• **Aim**
Read the material below and tally how many lines hold the word "hans", giving the number and nothing else.

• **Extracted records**
* * *

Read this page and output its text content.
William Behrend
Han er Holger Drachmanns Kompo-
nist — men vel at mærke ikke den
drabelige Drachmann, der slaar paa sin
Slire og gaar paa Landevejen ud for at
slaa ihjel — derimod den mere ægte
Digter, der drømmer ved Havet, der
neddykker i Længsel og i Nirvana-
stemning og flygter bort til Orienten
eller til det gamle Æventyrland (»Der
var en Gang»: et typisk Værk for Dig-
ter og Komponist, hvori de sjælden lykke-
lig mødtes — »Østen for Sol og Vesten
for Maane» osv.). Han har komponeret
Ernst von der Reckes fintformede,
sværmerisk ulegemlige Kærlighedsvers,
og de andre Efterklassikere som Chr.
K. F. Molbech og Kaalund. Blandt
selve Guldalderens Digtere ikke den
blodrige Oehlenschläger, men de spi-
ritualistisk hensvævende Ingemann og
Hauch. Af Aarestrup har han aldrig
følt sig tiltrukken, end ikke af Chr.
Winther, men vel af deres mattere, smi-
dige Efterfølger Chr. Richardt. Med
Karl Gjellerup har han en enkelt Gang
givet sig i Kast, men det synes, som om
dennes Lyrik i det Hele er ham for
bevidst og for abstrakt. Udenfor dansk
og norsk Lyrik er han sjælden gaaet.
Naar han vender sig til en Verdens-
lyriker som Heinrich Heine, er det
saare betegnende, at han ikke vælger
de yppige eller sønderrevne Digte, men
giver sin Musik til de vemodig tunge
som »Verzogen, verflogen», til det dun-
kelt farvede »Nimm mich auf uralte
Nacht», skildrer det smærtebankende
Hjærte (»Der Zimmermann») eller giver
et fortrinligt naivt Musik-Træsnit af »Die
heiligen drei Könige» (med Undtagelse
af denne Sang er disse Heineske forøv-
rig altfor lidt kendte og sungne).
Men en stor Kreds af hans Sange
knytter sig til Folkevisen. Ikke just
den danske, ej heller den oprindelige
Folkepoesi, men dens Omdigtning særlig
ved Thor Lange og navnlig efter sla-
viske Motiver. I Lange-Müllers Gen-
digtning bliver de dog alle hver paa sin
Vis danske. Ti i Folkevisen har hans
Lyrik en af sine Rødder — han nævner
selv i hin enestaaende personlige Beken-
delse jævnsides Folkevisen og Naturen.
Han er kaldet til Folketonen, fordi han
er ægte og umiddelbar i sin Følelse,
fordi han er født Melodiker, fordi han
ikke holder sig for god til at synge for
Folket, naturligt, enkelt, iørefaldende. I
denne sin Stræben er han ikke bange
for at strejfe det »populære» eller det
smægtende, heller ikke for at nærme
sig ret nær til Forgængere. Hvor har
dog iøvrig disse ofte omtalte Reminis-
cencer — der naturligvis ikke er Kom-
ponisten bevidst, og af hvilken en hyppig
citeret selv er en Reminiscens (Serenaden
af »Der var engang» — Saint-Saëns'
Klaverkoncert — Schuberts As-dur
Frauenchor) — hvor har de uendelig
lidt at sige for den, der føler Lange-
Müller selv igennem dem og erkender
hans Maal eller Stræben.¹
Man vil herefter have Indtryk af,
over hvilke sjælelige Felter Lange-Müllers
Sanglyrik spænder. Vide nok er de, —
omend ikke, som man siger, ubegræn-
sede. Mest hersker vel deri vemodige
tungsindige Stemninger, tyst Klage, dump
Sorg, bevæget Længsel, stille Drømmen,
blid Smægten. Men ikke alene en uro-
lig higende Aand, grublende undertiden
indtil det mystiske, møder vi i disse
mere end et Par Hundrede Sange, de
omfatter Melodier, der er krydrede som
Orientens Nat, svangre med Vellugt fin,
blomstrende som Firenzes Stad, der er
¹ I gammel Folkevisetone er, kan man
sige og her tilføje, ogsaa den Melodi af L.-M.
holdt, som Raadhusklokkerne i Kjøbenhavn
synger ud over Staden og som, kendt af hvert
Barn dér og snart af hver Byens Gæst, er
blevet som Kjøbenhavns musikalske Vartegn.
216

* * *

• **Answer**
3